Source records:

☆ ☆ ☆

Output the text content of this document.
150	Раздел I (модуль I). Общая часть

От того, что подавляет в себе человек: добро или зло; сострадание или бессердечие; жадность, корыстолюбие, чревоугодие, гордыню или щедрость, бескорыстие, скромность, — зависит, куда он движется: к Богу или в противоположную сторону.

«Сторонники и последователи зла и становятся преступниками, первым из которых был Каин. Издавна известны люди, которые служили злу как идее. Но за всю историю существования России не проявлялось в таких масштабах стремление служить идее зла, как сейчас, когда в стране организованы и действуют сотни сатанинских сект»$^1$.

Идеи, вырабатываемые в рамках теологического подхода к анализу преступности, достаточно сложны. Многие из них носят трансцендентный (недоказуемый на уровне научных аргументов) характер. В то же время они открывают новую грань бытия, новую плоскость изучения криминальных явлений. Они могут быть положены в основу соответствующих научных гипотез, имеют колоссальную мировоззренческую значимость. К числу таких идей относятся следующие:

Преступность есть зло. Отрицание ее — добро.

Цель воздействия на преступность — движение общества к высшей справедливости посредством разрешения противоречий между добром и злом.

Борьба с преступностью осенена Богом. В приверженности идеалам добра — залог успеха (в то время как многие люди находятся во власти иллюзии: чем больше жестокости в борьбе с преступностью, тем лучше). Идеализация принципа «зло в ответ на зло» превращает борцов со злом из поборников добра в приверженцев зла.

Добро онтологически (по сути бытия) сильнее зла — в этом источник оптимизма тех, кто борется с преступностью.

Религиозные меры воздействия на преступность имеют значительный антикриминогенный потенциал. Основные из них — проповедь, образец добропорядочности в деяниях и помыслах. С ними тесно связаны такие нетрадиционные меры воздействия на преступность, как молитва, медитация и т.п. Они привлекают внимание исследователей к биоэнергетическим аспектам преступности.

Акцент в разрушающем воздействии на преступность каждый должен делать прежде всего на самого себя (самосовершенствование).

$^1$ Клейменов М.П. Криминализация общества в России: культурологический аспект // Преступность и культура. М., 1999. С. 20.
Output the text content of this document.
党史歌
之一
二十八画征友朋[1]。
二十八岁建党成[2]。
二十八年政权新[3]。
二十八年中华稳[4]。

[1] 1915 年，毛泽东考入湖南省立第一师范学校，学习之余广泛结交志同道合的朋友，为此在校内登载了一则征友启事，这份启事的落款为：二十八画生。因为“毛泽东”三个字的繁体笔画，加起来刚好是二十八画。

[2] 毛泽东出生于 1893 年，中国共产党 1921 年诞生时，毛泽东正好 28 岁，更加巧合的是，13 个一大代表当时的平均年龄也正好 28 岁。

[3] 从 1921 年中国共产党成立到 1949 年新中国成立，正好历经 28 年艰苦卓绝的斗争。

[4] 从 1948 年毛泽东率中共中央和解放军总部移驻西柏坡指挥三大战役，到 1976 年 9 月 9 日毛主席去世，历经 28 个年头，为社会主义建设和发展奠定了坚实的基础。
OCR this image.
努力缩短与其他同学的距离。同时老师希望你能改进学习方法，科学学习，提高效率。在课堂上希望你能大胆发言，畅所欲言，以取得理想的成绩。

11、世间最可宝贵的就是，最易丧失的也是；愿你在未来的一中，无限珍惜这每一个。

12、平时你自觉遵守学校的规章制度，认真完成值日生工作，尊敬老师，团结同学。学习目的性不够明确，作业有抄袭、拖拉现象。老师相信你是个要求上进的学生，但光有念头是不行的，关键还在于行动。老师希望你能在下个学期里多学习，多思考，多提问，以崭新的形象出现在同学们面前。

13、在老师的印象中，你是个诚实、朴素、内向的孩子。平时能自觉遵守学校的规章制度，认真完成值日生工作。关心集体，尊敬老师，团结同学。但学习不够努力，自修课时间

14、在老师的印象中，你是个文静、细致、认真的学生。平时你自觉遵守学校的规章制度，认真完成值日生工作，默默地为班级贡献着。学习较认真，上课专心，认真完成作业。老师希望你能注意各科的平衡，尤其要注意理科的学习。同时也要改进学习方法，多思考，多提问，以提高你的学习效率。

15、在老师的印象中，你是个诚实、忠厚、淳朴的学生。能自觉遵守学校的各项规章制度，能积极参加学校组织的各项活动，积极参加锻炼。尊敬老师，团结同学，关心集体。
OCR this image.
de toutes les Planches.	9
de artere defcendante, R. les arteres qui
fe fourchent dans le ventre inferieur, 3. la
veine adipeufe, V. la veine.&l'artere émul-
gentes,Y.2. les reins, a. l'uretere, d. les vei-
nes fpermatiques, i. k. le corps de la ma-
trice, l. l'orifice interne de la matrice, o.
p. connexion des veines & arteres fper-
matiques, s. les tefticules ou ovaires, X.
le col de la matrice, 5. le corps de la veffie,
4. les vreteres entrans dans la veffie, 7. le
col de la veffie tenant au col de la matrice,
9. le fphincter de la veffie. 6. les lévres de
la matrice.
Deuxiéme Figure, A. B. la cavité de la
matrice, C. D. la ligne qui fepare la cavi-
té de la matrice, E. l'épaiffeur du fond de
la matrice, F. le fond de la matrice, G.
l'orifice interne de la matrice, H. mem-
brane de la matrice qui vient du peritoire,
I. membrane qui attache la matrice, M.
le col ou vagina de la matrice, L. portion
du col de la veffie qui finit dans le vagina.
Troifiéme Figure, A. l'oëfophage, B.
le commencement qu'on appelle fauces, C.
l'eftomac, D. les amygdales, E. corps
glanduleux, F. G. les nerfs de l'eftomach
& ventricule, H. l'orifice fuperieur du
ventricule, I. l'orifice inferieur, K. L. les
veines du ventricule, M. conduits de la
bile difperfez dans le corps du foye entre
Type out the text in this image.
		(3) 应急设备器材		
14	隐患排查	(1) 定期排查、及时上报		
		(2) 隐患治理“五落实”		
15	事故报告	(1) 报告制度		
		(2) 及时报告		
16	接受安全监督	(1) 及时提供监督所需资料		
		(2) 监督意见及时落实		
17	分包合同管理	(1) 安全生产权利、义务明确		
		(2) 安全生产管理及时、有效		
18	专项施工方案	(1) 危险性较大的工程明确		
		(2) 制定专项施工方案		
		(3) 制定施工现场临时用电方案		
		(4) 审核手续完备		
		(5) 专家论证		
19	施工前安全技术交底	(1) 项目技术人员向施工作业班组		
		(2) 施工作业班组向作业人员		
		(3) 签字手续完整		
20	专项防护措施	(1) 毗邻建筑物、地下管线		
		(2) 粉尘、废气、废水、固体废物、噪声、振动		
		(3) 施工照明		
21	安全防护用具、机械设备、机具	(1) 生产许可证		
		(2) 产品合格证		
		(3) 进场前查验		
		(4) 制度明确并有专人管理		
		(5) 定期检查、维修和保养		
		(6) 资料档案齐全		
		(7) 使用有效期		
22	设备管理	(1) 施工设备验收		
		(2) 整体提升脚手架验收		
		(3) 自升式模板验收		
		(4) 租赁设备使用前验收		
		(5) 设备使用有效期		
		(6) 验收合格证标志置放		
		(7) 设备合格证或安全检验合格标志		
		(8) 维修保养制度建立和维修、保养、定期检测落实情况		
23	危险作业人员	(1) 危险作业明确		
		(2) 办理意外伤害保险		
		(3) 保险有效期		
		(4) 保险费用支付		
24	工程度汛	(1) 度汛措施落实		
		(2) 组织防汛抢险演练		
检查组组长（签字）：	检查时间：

☆ ☆ ☆

§ **What is being asked**: Write out every record verbatim.

§ **Answer in full**:
Output the text content of this document.
150	Раздел I (модуль I). Общая часть

От того, что подавляет в себе человек: добро или зло; сострадание или бессердечие; жадность, корыстолюбие, чревоугодие, гордыню или щедрость, бескорыстие, скромность, — зависит, куда он движется: к Богу или в противоположную сторону.

«Сторонники и последователи зла и становятся преступниками, первым из которых был Каин. Издавна известны люди, которые служили злу как идее. Но за всю историю существования России не проявлялось в таких масштабах стремление служить идее зла, как сейчас, когда в стране организованы и действуют сотни сатанинских сект»$^1$.

Идеи, вырабатываемые в рамках теологического подхода к анализу преступности, достаточно сложны. Многие из них носят трансцендентный (недоказуемый на уровне научных аргументов) характер. В то же время они открывают новую грань бытия, новую плоскость изучения криминальных явлений. Они могут быть положены в основу соответствующих научных гипотез, имеют колоссальную мировоззренческую значимость. К числу таких идей относятся следующие:

Преступность есть зло. Отрицание ее — добро.

Цель воздействия на преступность — движение общества к высшей справедливости посредством разрешения противоречий между добром и злом.

Борьба с преступностью осенена Богом. В приверженности идеалам добра — залог успеха (в то время как многие люди находятся во власти иллюзии: чем больше жестокости в борьбе с преступностью, тем лучше). Идеализация принципа «зло в ответ на зло» превращает борцов со злом из поборников добра в приверженцев зла.

Добро онтологически (по сути бытия) сильнее зла — в этом источник оптимизма тех, кто борется с преступностью.

Религиозные меры воздействия на преступность имеют значительный антикриминогенный потенциал. Основные из них — проповедь, образец добропорядочности в деяниях и помыслах. С ними тесно связаны такие нетрадиционные меры воздействия на преступность, как молитва, медитация и т.п. Они привлекают внимание исследователей к биоэнергетическим аспектам преступности.

Акцент в разрушающем воздействии на преступность каждый должен делать прежде всего на самого себя (самосовершенствование).

$^1$ Клейменов М.П. Криминализация общества в России: культурологический аспект // Преступность и культура. М., 1999. С. 20.
Output the text content of this document.
党史歌
之一
二十八画征友朋[1]。
二十八岁建党成[2]。
二十八年政权新[3]。
二十八年中华稳[4]。

[1] 1915 年，毛泽东考入湖南省立第一师范学校，学习之余广泛结交志同道合的朋友，为此在校内登载了一则征友启事，这份启事的落款为：二十八画生。因为“毛泽东”三个字的繁体笔画，加起来刚好是二十八画。

[2] 毛泽东出生于 1893 年，中国共产党 1921 年诞生时，毛泽东正好 28 岁，更加巧合的是，13 个一大代表当时的平均年龄也正好 28 岁。

[3] 从 1921 年中国共产党成立到 1949 年新中国成立，正好历经 28 年艰苦卓绝的斗争。

[4] 从 1948 年毛泽东率中共中央和解放军总部移驻西柏坡指挥三大战役，到 1976 年 9 月 9 日毛主席去世，历经 28 个年头，为社会主义建设和发展奠定了坚实的基础。
OCR this image.
努力缩短与其他同学的距离。同时老师希望你能改进学习方法，科学学习，提高效率。在课堂上希望你能大胆发言，畅所欲言，以取得理想的成绩。

11、世间最可宝贵的就是，最易丧失的也是；愿你在未来的一中，无限珍惜这每一个。

12、平时你自觉遵守学校的规章制度，认真完成值日生工作，尊敬老师，团结同学。学习目的性不够明确，作业有抄袭、拖拉现象。老师相信你是个要求上进的学生，但光有念头是不行的，关键还在于行动。老师希望你能在下个学期里多学习，多思考，多提问，以崭新的形象出现在同学们面前。

13、在老师的印象中，你是个诚实、朴素、内向的孩子。平时能自觉遵守学校的规章制度，认真完成值日生工作。关心集体，尊敬老师，团结同学。但学习不够努力，自修课时间

14、在老师的印象中，你是个文静、细致、认真的学生。平时你自觉遵守学校的规章制度，认真完成值日生工作，默默地为班级贡献着。学习较认真，上课专心，认真完成作业。老师希望你能注意各科的平衡，尤其要注意理科的学习。同时也要改进学习方法，多思考，多提问，以提高你的学习效率。

15、在老师的印象中，你是个诚实、忠厚、淳朴的学生。能自觉遵守学校的各项规章制度，能积极参加学校组织的各项活动，积极参加锻炼。尊敬老师，团结同学，关心集体。
OCR this image.
de toutes les Planches.	9
de artere defcendante, R. les arteres qui
fe fourchent dans le ventre inferieur, 3. la
veine adipeufe, V. la veine.&l'artere émul-
gentes,Y.2. les reins, a. l'uretere, d. les vei-
nes fpermatiques, i. k. le corps de la ma-
trice, l. l'orifice interne de la matrice, o.
p. connexion des veines & arteres fper-
matiques, s. les tefticules ou ovaires, X.
le col de la matrice, 5. le corps de la veffie,
4. les vreteres entrans dans la veffie, 7. le
col de la veffie tenant au col de la matrice,
9. le fphincter de la veffie. 6. les lévres de
la matrice.
Deuxiéme Figure, A. B. la cavité de la
matrice, C. D. la ligne qui fepare la cavi-
té de la matrice, E. l'épaiffeur du fond de
la matrice, F. le fond de la matrice, G.
l'orifice interne de la matrice, H. mem-
brane de la matrice qui vient du peritoire,
I. membrane qui attache la matrice, M.
le col ou vagina de la matrice, L. portion
du col de la veffie qui finit dans le vagina.
Troifiéme Figure, A. l'oëfophage, B.
le commencement qu'on appelle fauces, C.
l'eftomac, D. les amygdales, E. corps
glanduleux, F. G. les nerfs de l'eftomach
& ventricule, H. l'orifice fuperieur du
ventricule, I. l'orifice inferieur, K. L. les
veines du ventricule, M. conduits de la
bile difperfez dans le corps du foye entre
Type out the text in this image.
		(3) 应急设备器材		
14	隐患排查	(1) 定期排查、及时上报		
		(2) 隐患治理“五落实”		
15	事故报告	(1) 报告制度		
		(2) 及时报告		
16	接受安全监督	(1) 及时提供监督所需资料		
		(2) 监督意见及时落实		
17	分包合同管理	(1) 安全生产权利、义务明确		
		(2) 安全生产管理及时、有效		
18	专项施工方案	(1) 危险性较大的工程明确		
		(2) 制定专项施工方案		
		(3) 制定施工现场临时用电方案		
		(4) 审核手续完备		
		(5) 专家论证		
19	施工前安全技术交底	(1) 项目技术人员向施工作业班组		
		(2) 施工作业班组向作业人员		
		(3) 签字手续完整		
20	专项防护措施	(1) 毗邻建筑物、地下管线		
		(2) 粉尘、废气、废水、固体废物、噪声、振动		
		(3) 施工照明		
21	安全防护用具、机械设备、机具	(1) 生产许可证		
		(2) 产品合格证		
		(3) 进场前查验		
		(4) 制度明确并有专人管理		
		(5) 定期检查、维修和保养		
		(6) 资料档案齐全		
		(7) 使用有效期		
22	设备管理	(1) 施工设备验收		
		(2) 整体提升脚手架验收		
		(3) 自升式模板验收		
		(4) 租赁设备使用前验收		
		(5) 设备使用有效期		
		(6) 验收合格证标志置放		
		(7) 设备合格证或安全检验合格标志		
		(8) 维修保养制度建立和维修、保养、定期检测落实情况		
23	危险作业人员	(1) 危险作业明确		
		(2) 办理意外伤害保险		
		(3) 保险有效期		
		(4) 保险费用支付		
24	工程度汛	(1) 度汛措施落实		
		(2) 组织防汛抢险演练		
检查组组长（签字）：	检查时间：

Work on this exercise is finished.